» **Requirement**
Lines containing the string "종이막대" are to be counted; report the number and nothing more.

» **Data rows**
^^^^^^^^^^^^^^^^

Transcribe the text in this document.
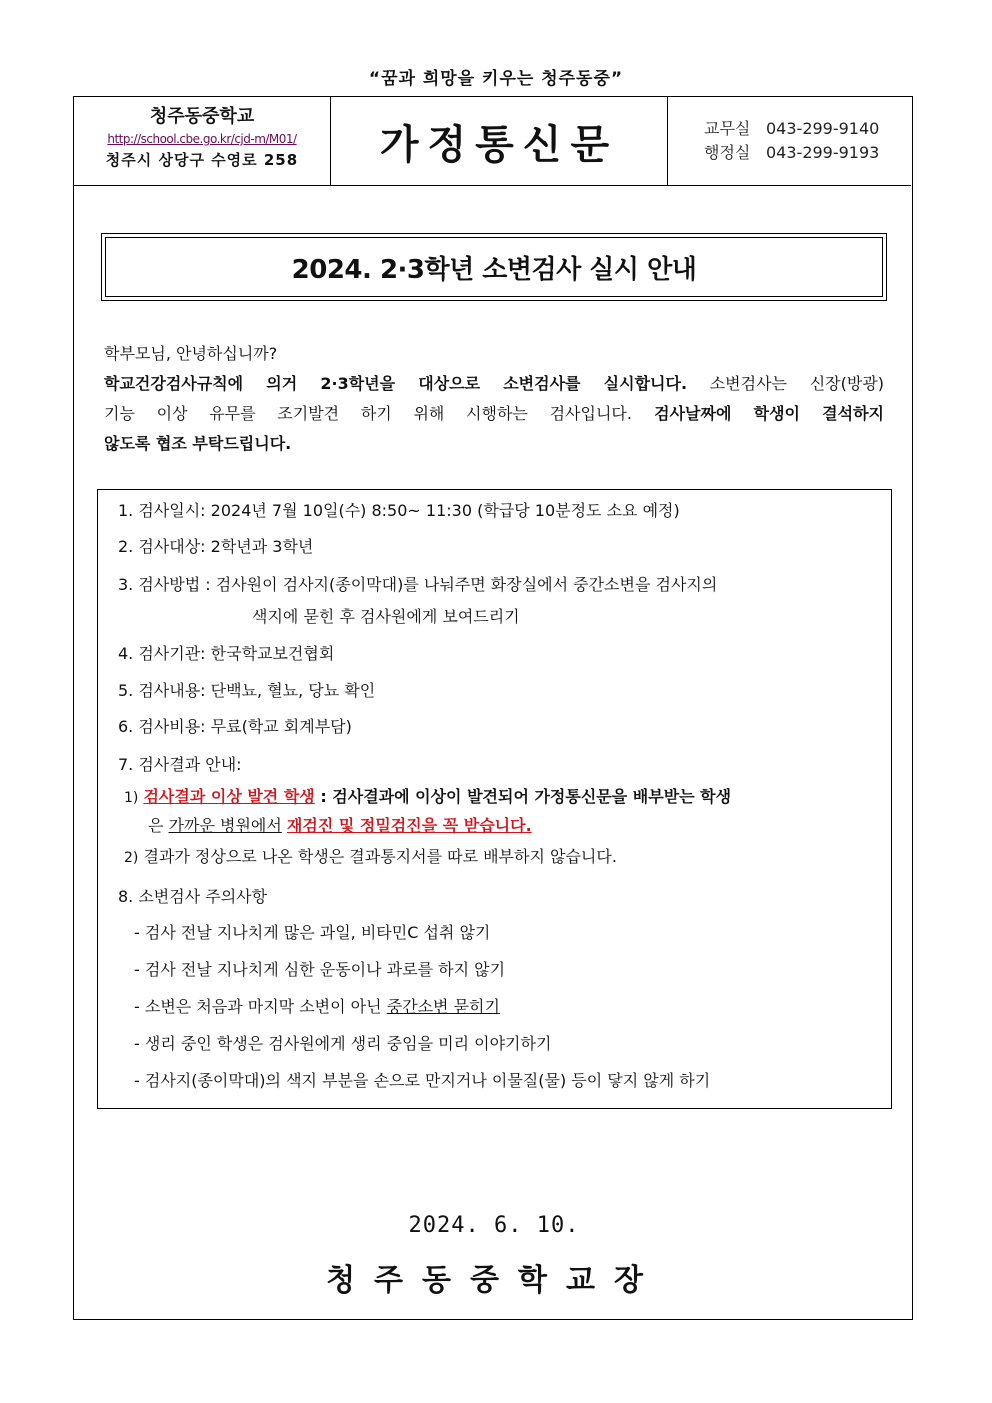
“꿈과 희망을 키우는 청주동중”
청주동중학교
http://school.cbe.go.kr/cjd-m/M01/
청주시 상당구 수영로 258	가정통신문	교무실 043-299-9140
행정실 043-299-9193
2024. 2·3학년 소변검사 실시 안내

학부모님, 안녕하십니까?

학교건강검사규칙에 의거 2·3학년을 대상으로 소변검사를 실시합니다. 소변검사는 신장(방광)

기능 이상 유무를 조기발견 하기 위해 시행하는 검사입니다. 검사날짜에 학생이 결석하지

않도록 협조 부탁드립니다.

1. 검사일시: 2024년 7월 10일(수) 8:50~ 11:30 (학급당 10분정도 소요 예정)
2. 검사대상: 2학년과 3학년
3. 검사방법 : 검사원이 검사지(종이막대)를 나눠주면 화장실에서 중간소변을 검사지의
색지에 묻힌 후 검사원에게 보여드리기
4. 검사기관: 한국학교보건협회
5. 검사내용: 단백뇨, 혈뇨, 당뇨 확인
6. 검사비용: 무료(학교 회계부담)
7. 검사결과 안내:
1) 검사결과 이상 발견 학생 : 검사결과에 이상이 발견되어 가정통신문을 배부받는 학생
은 가까운 병원에서 재검진 및 정밀검진을 꼭 받습니다.
2) 결과가 정상으로 나온 학생은 결과통지서를 따로 배부하지 않습니다.
8. 소변검사 주의사항
- 검사 전날 지나치게 많은 과일, 비타민C 섭취 않기
- 검사 전날 지나치게 심한 운동이나 과로를 하지 않기
- 소변은 처음과 마지막 소변이 아닌 중간소변 묻히기
- 생리 중인 학생은 검사원에게 생리 중임을 미리 이야기하기
- 검사지(종이막대)의 색지 부분을 손으로 만지거나 이물질(물) 등이 닿지 않게 하기
2024. 6. 10.
청주동중학교장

^^^^^^^^^^^^^^^^

» **The reply**
2